What you should do: Make an exact copy of the listing below.

(Data entries)

_ _ _

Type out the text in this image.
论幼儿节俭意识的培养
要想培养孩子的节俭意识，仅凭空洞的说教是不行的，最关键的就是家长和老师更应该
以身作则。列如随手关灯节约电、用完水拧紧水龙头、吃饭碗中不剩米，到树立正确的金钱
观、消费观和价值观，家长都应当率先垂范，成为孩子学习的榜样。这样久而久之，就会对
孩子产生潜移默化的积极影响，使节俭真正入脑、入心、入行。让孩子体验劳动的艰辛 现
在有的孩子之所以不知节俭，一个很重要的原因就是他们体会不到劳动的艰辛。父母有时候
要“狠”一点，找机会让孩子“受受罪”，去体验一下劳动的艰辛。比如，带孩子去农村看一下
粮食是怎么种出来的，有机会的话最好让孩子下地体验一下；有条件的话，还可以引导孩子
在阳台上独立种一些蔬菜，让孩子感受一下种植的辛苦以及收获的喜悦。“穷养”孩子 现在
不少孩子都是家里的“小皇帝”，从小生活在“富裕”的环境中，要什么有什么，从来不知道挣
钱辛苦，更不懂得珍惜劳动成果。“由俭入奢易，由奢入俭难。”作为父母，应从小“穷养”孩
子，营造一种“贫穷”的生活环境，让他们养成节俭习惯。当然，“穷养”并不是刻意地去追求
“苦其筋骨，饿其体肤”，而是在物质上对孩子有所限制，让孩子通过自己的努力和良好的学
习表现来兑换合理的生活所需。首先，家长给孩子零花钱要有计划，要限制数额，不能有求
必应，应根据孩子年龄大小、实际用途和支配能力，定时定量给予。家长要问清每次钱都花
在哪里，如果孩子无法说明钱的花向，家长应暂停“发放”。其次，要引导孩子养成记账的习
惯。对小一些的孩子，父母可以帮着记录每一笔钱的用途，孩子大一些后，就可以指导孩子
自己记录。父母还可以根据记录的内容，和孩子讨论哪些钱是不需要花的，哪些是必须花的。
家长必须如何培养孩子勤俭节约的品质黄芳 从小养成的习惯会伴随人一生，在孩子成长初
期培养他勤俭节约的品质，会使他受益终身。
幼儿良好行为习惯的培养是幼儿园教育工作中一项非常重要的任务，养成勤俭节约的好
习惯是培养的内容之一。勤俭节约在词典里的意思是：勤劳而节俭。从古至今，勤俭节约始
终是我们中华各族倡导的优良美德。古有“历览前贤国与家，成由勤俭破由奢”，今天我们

_ _ _

Task output:
Type out the text in this image.
论幼儿节俭意识的培养
要想培养孩子的节俭意识，仅凭空洞的说教是不行的，最关键的就是家长和老师更应该
以身作则。列如随手关灯节约电、用完水拧紧水龙头、吃饭碗中不剩米，到树立正确的金钱
观、消费观和价值观，家长都应当率先垂范，成为孩子学习的榜样。这样久而久之，就会对
孩子产生潜移默化的积极影响，使节俭真正入脑、入心、入行。让孩子体验劳动的艰辛 现
在有的孩子之所以不知节俭，一个很重要的原因就是他们体会不到劳动的艰辛。父母有时候
要“狠”一点，找机会让孩子“受受罪”，去体验一下劳动的艰辛。比如，带孩子去农村看一下
粮食是怎么种出来的，有机会的话最好让孩子下地体验一下；有条件的话，还可以引导孩子
在阳台上独立种一些蔬菜，让孩子感受一下种植的辛苦以及收获的喜悦。“穷养”孩子 现在
不少孩子都是家里的“小皇帝”，从小生活在“富裕”的环境中，要什么有什么，从来不知道挣
钱辛苦，更不懂得珍惜劳动成果。“由俭入奢易，由奢入俭难。”作为父母，应从小“穷养”孩
子，营造一种“贫穷”的生活环境，让他们养成节俭习惯。当然，“穷养”并不是刻意地去追求
“苦其筋骨，饿其体肤”，而是在物质上对孩子有所限制，让孩子通过自己的努力和良好的学
习表现来兑换合理的生活所需。首先，家长给孩子零花钱要有计划，要限制数额，不能有求
必应，应根据孩子年龄大小、实际用途和支配能力，定时定量给予。家长要问清每次钱都花
在哪里，如果孩子无法说明钱的花向，家长应暂停“发放”。其次，要引导孩子养成记账的习
惯。对小一些的孩子，父母可以帮着记录每一笔钱的用途，孩子大一些后，就可以指导孩子
自己记录。父母还可以根据记录的内容，和孩子讨论哪些钱是不需要花的，哪些是必须花的。
家长必须如何培养孩子勤俭节约的品质黄芳 从小养成的习惯会伴随人一生，在孩子成长初
期培养他勤俭节约的品质，会使他受益终身。
幼儿良好行为习惯的培养是幼儿园教育工作中一项非常重要的任务，养成勤俭节约的好
习惯是培养的内容之一。勤俭节约在词典里的意思是：勤劳而节俭。从古至今，勤俭节约始
终是我们中华各族倡导的优良美德。古有“历览前贤国与家，成由勤俭破由奢”，今天我们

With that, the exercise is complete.